-- Start Information shown --

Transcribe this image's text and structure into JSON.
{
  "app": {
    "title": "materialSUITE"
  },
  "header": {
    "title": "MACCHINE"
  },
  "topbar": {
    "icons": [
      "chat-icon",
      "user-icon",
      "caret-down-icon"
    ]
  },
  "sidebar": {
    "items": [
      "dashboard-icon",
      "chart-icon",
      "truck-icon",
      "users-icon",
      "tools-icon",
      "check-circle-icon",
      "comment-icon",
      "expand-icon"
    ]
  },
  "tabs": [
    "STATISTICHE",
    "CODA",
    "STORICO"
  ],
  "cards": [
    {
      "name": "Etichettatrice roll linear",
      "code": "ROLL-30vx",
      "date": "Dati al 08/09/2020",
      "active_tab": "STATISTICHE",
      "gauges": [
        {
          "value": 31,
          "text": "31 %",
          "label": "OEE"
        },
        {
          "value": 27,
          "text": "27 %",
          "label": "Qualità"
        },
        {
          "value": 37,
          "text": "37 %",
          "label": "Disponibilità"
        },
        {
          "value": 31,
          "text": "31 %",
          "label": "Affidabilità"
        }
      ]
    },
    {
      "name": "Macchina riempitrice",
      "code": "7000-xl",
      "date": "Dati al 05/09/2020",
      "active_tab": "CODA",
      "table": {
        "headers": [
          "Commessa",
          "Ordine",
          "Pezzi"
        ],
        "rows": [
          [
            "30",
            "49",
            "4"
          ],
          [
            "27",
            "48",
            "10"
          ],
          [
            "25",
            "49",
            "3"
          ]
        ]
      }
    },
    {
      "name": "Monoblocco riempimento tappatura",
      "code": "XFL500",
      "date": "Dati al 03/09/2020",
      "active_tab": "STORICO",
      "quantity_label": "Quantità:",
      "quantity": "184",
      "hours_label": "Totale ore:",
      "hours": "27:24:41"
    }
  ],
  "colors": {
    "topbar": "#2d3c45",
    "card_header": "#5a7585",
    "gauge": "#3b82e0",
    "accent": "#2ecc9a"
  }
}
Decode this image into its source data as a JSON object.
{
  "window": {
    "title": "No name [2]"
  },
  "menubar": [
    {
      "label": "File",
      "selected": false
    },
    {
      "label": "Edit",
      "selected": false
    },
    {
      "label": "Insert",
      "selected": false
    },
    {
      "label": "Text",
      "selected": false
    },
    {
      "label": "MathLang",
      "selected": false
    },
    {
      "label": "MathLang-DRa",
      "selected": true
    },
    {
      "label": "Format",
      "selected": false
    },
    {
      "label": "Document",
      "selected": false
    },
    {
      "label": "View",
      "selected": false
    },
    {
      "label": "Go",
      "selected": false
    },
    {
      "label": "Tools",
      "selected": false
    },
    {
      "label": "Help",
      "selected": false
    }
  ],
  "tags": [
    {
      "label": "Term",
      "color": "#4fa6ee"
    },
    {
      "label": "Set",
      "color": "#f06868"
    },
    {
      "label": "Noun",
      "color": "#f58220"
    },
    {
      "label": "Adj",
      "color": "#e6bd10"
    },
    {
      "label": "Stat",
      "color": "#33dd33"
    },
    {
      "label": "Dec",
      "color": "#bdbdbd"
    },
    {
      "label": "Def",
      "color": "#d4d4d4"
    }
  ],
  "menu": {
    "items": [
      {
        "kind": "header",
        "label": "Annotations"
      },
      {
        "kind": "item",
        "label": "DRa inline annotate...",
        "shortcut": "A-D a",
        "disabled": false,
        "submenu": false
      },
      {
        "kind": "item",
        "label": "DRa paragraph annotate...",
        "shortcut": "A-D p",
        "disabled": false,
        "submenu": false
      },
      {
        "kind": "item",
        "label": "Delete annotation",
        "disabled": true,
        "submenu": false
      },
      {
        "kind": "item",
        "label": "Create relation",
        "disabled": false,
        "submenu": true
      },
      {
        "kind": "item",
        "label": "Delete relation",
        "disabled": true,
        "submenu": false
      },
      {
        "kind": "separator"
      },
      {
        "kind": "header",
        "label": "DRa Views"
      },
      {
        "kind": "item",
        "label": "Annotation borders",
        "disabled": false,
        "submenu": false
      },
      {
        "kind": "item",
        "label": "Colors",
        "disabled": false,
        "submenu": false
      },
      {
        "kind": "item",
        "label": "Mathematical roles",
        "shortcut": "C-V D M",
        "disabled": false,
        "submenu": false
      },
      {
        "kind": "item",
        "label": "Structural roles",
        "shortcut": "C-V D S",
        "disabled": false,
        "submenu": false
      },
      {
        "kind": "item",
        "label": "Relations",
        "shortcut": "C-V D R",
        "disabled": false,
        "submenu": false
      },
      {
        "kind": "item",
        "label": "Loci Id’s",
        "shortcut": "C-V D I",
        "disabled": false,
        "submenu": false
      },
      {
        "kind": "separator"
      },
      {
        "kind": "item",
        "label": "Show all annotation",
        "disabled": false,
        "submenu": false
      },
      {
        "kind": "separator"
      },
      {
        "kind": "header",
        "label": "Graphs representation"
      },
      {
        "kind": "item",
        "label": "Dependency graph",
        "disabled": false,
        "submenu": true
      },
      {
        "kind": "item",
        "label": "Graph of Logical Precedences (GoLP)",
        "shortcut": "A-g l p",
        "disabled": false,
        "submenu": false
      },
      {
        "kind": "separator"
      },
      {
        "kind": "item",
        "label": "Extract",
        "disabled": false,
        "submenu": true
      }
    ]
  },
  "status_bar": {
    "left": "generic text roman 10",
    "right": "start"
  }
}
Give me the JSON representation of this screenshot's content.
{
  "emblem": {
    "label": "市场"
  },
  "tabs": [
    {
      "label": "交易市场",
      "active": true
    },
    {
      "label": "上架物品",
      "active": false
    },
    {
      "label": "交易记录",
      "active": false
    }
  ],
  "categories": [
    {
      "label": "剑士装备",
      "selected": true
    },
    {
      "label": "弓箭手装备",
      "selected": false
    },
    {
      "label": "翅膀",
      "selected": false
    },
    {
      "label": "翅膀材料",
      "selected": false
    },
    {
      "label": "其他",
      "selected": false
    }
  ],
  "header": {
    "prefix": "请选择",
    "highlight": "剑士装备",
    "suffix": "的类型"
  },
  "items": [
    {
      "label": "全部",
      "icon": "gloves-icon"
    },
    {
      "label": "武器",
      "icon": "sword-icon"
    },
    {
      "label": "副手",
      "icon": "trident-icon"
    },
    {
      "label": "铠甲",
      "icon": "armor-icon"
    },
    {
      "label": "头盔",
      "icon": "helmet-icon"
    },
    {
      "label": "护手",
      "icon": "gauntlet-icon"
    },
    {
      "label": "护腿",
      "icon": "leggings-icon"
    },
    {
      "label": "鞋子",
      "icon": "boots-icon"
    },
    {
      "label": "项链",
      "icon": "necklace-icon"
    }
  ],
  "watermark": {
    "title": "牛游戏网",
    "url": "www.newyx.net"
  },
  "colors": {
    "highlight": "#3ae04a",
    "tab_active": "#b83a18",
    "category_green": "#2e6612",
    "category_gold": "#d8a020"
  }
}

-- End Information shown --

§ **Your objective**
Copy down every line of the entries containing the word "title".

§ **Full output**
    "title": "materialSUITE"
    "title": "MACCHINE"
    "title": "No name [2]"
    "title": "牛游戏网",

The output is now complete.